### DOCUMENT SECTION
_ _ _ _ _
1. Upon receiving each battery pack, it’s fully charged, using indicator lights as a means to track charge level.
As we use the DROK load tester to drain the pack of power, we are able to test against a battery’s stated maximum current, and verify that proper shutdown mechanisms are in place should something go wrong during a charging session (such as a device drawing over the maximum amps).
By using the AVHzY USB Power Meter, we are able to monitor volts and amps, total power throughput, and total amount of time to deplete a battery from full to empty. The meter can create an Excel spreadsheet of the entire process for future reference.
3. Next, we recharged the battery, this time using the AVHzY to track it and chart the amount of time it takes to reach full charge.
The AVHzY meter solves a shortcoming we had with our previous method with the PortaPow. Previously we had to use a GoPro camera to track each battery through its charge cycle, as the PortaPow monitor would continue to collect data after the battery was fully charged (trickle charging is normal, and unfortunately interferes with our testing).
_ _ _ _ _
List every brand-named piece of equipment mentioned in the battery testing procedure.

### DATA EXTRACT
_ _ _ _ _
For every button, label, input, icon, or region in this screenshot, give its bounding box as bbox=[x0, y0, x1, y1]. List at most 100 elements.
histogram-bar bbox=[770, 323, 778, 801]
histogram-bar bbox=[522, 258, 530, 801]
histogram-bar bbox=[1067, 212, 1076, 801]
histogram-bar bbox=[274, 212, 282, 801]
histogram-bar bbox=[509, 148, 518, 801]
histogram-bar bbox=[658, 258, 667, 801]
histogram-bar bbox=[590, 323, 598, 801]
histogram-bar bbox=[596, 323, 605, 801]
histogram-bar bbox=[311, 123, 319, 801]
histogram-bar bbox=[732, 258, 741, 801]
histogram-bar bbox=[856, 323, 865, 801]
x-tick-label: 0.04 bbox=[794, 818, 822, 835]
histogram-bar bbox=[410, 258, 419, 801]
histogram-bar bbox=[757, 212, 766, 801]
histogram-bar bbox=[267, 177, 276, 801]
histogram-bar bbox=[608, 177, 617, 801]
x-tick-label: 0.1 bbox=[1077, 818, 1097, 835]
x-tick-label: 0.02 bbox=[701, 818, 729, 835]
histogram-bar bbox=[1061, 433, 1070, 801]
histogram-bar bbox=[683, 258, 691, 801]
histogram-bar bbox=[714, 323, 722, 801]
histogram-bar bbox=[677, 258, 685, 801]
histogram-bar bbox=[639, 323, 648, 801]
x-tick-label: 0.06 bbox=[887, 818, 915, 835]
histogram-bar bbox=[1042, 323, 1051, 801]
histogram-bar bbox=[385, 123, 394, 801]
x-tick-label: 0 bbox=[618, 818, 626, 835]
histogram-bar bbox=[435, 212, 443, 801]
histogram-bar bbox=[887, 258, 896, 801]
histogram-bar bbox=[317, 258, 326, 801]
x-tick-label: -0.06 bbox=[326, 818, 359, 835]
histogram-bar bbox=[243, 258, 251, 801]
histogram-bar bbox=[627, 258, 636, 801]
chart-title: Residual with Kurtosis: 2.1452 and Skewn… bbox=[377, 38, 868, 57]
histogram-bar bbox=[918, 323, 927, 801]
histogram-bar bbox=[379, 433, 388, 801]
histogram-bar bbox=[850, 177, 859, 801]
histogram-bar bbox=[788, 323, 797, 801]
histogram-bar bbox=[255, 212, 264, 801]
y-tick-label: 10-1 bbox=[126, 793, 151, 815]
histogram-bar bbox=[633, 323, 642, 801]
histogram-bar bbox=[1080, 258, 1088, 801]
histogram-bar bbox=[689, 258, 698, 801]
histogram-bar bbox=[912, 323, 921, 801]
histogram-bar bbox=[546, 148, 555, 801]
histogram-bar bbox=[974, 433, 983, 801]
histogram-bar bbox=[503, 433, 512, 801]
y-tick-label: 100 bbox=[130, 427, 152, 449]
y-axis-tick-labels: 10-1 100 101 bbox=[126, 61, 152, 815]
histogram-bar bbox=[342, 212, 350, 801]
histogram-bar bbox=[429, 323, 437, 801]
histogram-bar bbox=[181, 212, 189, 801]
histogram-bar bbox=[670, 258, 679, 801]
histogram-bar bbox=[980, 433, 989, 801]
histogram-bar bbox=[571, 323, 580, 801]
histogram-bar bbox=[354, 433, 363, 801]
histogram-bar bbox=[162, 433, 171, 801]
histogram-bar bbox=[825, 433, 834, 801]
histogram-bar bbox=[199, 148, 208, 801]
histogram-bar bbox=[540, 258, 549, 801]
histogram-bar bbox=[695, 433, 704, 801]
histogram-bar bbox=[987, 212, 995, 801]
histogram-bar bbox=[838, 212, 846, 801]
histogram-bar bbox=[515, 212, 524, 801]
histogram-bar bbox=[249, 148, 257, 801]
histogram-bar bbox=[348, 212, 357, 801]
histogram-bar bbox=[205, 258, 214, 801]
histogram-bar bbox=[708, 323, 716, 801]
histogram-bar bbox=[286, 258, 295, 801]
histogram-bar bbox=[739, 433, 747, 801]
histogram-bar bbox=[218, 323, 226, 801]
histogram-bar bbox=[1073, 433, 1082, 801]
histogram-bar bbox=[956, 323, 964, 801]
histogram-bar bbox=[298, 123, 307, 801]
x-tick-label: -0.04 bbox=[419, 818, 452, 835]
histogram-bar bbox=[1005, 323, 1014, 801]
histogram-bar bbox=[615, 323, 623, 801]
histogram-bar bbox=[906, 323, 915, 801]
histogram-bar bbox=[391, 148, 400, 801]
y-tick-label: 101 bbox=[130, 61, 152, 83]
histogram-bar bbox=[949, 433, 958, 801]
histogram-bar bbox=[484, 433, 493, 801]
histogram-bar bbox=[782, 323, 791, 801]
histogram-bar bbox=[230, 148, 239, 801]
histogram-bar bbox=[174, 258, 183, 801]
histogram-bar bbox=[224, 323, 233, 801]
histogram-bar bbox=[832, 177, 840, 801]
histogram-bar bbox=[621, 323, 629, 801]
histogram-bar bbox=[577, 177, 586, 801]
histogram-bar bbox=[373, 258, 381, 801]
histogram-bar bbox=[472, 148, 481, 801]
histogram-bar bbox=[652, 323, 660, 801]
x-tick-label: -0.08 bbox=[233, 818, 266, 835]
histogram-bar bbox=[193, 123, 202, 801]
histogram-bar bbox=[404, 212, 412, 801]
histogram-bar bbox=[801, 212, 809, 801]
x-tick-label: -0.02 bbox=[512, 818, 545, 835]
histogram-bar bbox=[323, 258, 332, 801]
_ _ _ _ _
### SOLUTION
- DROK load tester
- AVHzY USB Power Meter
- PortaPow monitor
- GoPro camera